Figure record listings
** START **

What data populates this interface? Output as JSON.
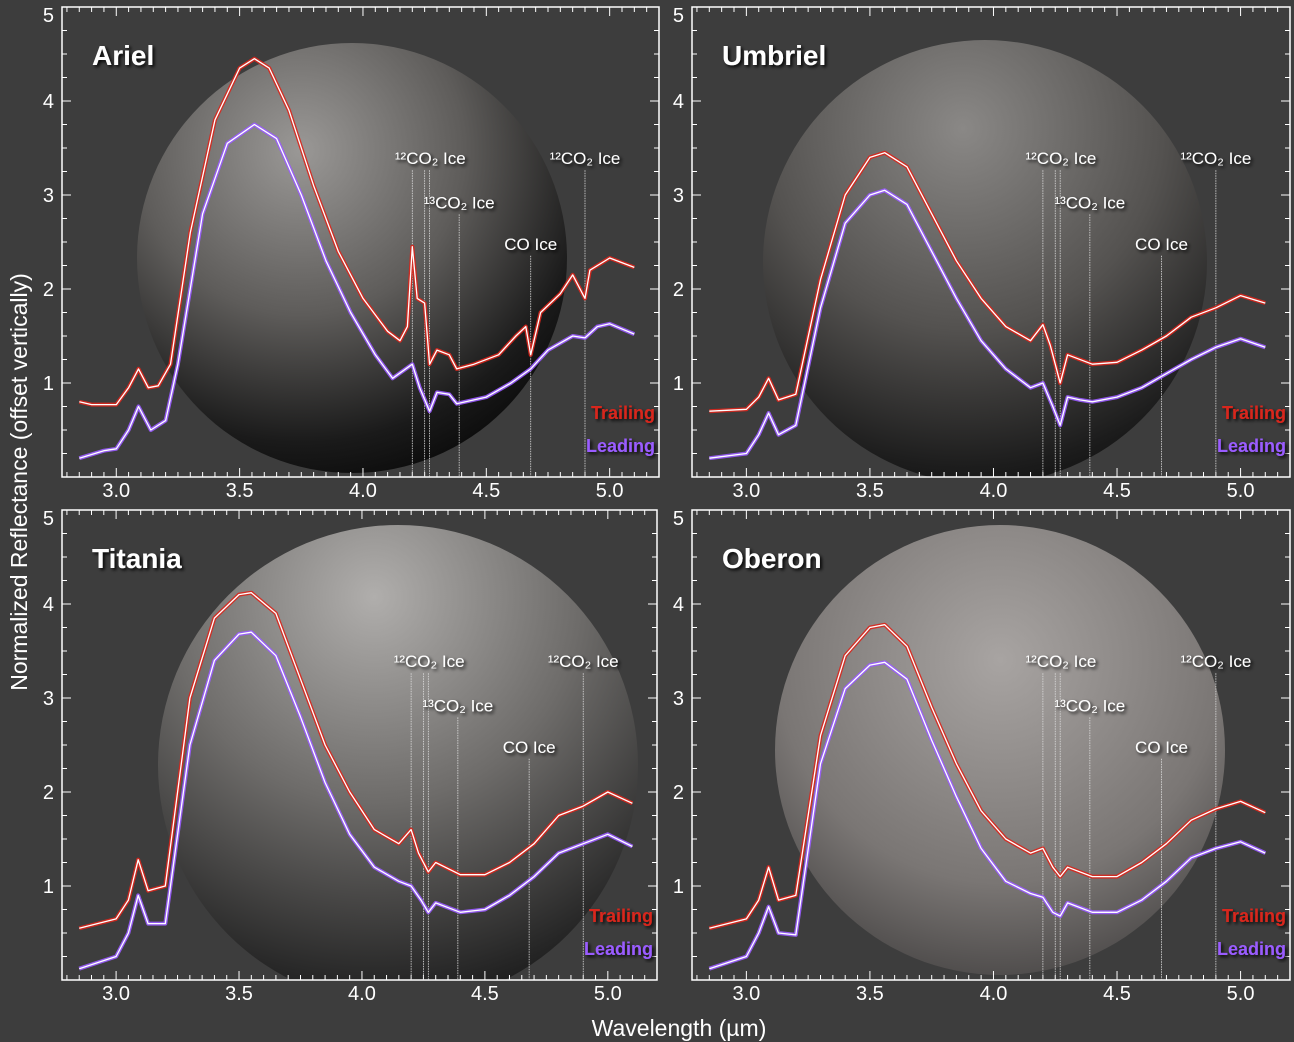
{
  "chart_data": {
    "type": "line",
    "xlabel": "Wavelength (µm)",
    "ylabel": "Normalized Reflectance (offset vertically)",
    "xlim": [
      2.78,
      5.2
    ],
    "ylim": [
      0,
      5
    ],
    "xticks": [
      "3.0",
      "3.5",
      "4.0",
      "4.5",
      "5.0"
    ],
    "yticks": [
      "1",
      "2",
      "3",
      "4",
      "5"
    ],
    "colors": {
      "Trailing": "#d9261c",
      "Leading": "#9a5cff",
      "line_core": "#ffffff",
      "background": "#3d3d3d"
    },
    "annotations": [
      {
        "label": "¹²CO₂ Ice",
        "x": [
          4.2,
          4.25,
          4.27
        ]
      },
      {
        "label": "¹³CO₂ Ice",
        "x": [
          4.39
        ]
      },
      {
        "label": "CO Ice",
        "x": [
          4.68
        ]
      },
      {
        "label": "¹²CO₂ Ice",
        "x": [
          4.9
        ]
      }
    ],
    "panels": [
      {
        "title": "Ariel",
        "series": [
          {
            "name": "Trailing",
            "x": [
              2.85,
              2.9,
              3.0,
              3.05,
              3.09,
              3.13,
              3.17,
              3.22,
              3.3,
              3.4,
              3.5,
              3.56,
              3.62,
              3.7,
              3.8,
              3.9,
              4.0,
              4.1,
              4.15,
              4.18,
              4.2,
              4.22,
              4.25,
              4.27,
              4.3,
              4.35,
              4.38,
              4.45,
              4.55,
              4.62,
              4.66,
              4.68,
              4.72,
              4.8,
              4.85,
              4.9,
              4.92,
              5.0,
              5.1
            ],
            "y": [
              0.8,
              0.77,
              0.77,
              0.95,
              1.15,
              0.95,
              0.97,
              1.2,
              2.6,
              3.8,
              4.35,
              4.45,
              4.35,
              3.9,
              3.1,
              2.4,
              1.9,
              1.55,
              1.45,
              1.6,
              2.45,
              1.9,
              1.85,
              1.2,
              1.35,
              1.3,
              1.15,
              1.2,
              1.3,
              1.5,
              1.6,
              1.3,
              1.75,
              1.95,
              2.15,
              1.9,
              2.2,
              2.33,
              2.23
            ]
          },
          {
            "name": "Leading",
            "x": [
              2.85,
              2.95,
              3.0,
              3.05,
              3.09,
              3.14,
              3.2,
              3.25,
              3.35,
              3.45,
              3.56,
              3.65,
              3.75,
              3.85,
              3.95,
              4.05,
              4.12,
              4.2,
              4.23,
              4.27,
              4.3,
              4.35,
              4.38,
              4.5,
              4.6,
              4.68,
              4.75,
              4.85,
              4.9,
              4.95,
              5.0,
              5.1
            ],
            "y": [
              0.2,
              0.28,
              0.3,
              0.5,
              0.75,
              0.5,
              0.6,
              1.2,
              2.8,
              3.55,
              3.75,
              3.6,
              3.0,
              2.3,
              1.75,
              1.3,
              1.05,
              1.2,
              0.95,
              0.7,
              0.9,
              0.88,
              0.78,
              0.85,
              1.0,
              1.15,
              1.35,
              1.5,
              1.48,
              1.6,
              1.63,
              1.52
            ]
          }
        ]
      },
      {
        "title": "Umbriel",
        "series": [
          {
            "name": "Trailing",
            "x": [
              2.85,
              3.0,
              3.05,
              3.09,
              3.13,
              3.2,
              3.3,
              3.4,
              3.5,
              3.56,
              3.65,
              3.75,
              3.85,
              3.95,
              4.05,
              4.15,
              4.2,
              4.23,
              4.27,
              4.3,
              4.4,
              4.5,
              4.6,
              4.7,
              4.8,
              4.9,
              5.0,
              5.1
            ],
            "y": [
              0.7,
              0.72,
              0.85,
              1.05,
              0.82,
              0.88,
              2.1,
              3.0,
              3.4,
              3.45,
              3.3,
              2.8,
              2.3,
              1.9,
              1.6,
              1.45,
              1.62,
              1.4,
              1.0,
              1.3,
              1.2,
              1.22,
              1.35,
              1.5,
              1.7,
              1.8,
              1.93,
              1.85
            ]
          },
          {
            "name": "Leading",
            "x": [
              2.85,
              3.0,
              3.05,
              3.09,
              3.13,
              3.2,
              3.3,
              3.4,
              3.5,
              3.56,
              3.65,
              3.75,
              3.85,
              3.95,
              4.05,
              4.15,
              4.2,
              4.24,
              4.27,
              4.3,
              4.35,
              4.4,
              4.5,
              4.6,
              4.7,
              4.8,
              4.9,
              5.0,
              5.1
            ],
            "y": [
              0.2,
              0.25,
              0.45,
              0.68,
              0.45,
              0.55,
              1.8,
              2.7,
              3.0,
              3.05,
              2.9,
              2.4,
              1.9,
              1.45,
              1.15,
              0.95,
              1.0,
              0.75,
              0.55,
              0.85,
              0.82,
              0.8,
              0.85,
              0.95,
              1.1,
              1.25,
              1.38,
              1.47,
              1.38
            ]
          }
        ]
      },
      {
        "title": "Titania",
        "series": [
          {
            "name": "Trailing",
            "x": [
              2.85,
              3.0,
              3.05,
              3.09,
              3.13,
              3.2,
              3.3,
              3.4,
              3.5,
              3.55,
              3.65,
              3.75,
              3.85,
              3.95,
              4.05,
              4.15,
              4.2,
              4.23,
              4.27,
              4.3,
              4.4,
              4.5,
              4.6,
              4.7,
              4.8,
              4.9,
              5.0,
              5.1
            ],
            "y": [
              0.55,
              0.65,
              0.85,
              1.28,
              0.95,
              1.0,
              3.0,
              3.85,
              4.1,
              4.12,
              3.9,
              3.2,
              2.5,
              2.0,
              1.6,
              1.45,
              1.6,
              1.35,
              1.15,
              1.25,
              1.12,
              1.12,
              1.25,
              1.45,
              1.75,
              1.85,
              2.0,
              1.88
            ]
          },
          {
            "name": "Leading",
            "x": [
              2.85,
              3.0,
              3.05,
              3.09,
              3.13,
              3.2,
              3.3,
              3.4,
              3.5,
              3.55,
              3.65,
              3.75,
              3.85,
              3.95,
              4.05,
              4.15,
              4.2,
              4.24,
              4.27,
              4.3,
              4.4,
              4.5,
              4.6,
              4.7,
              4.8,
              4.9,
              5.0,
              5.1
            ],
            "y": [
              0.12,
              0.25,
              0.5,
              0.9,
              0.6,
              0.6,
              2.5,
              3.4,
              3.68,
              3.7,
              3.45,
              2.8,
              2.1,
              1.55,
              1.2,
              1.05,
              1.0,
              0.85,
              0.72,
              0.82,
              0.72,
              0.75,
              0.9,
              1.1,
              1.35,
              1.45,
              1.55,
              1.42
            ]
          }
        ]
      },
      {
        "title": "Oberon",
        "series": [
          {
            "name": "Trailing",
            "x": [
              2.85,
              3.0,
              3.05,
              3.09,
              3.13,
              3.2,
              3.3,
              3.4,
              3.5,
              3.56,
              3.65,
              3.75,
              3.85,
              3.95,
              4.05,
              4.15,
              4.2,
              4.24,
              4.27,
              4.3,
              4.4,
              4.5,
              4.6,
              4.7,
              4.8,
              4.9,
              5.0,
              5.1
            ],
            "y": [
              0.55,
              0.65,
              0.85,
              1.2,
              0.85,
              0.9,
              2.6,
              3.45,
              3.75,
              3.78,
              3.55,
              2.9,
              2.3,
              1.8,
              1.5,
              1.35,
              1.4,
              1.2,
              1.1,
              1.2,
              1.1,
              1.1,
              1.25,
              1.45,
              1.7,
              1.82,
              1.9,
              1.78
            ]
          },
          {
            "name": "Leading",
            "x": [
              2.85,
              3.0,
              3.05,
              3.09,
              3.13,
              3.2,
              3.3,
              3.4,
              3.5,
              3.56,
              3.65,
              3.75,
              3.85,
              3.95,
              4.05,
              4.15,
              4.2,
              4.24,
              4.27,
              4.3,
              4.4,
              4.5,
              4.6,
              4.7,
              4.8,
              4.9,
              5.0,
              5.1
            ],
            "y": [
              0.12,
              0.25,
              0.5,
              0.78,
              0.5,
              0.48,
              2.3,
              3.1,
              3.35,
              3.38,
              3.2,
              2.55,
              1.95,
              1.4,
              1.05,
              0.92,
              0.88,
              0.72,
              0.68,
              0.82,
              0.72,
              0.72,
              0.85,
              1.05,
              1.3,
              1.4,
              1.47,
              1.35
            ]
          }
        ]
      }
    ]
  }
}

** END **

### Given problem
Report how many lines of the entries hold the word "title". Nothing else is needed.

### Task answer
4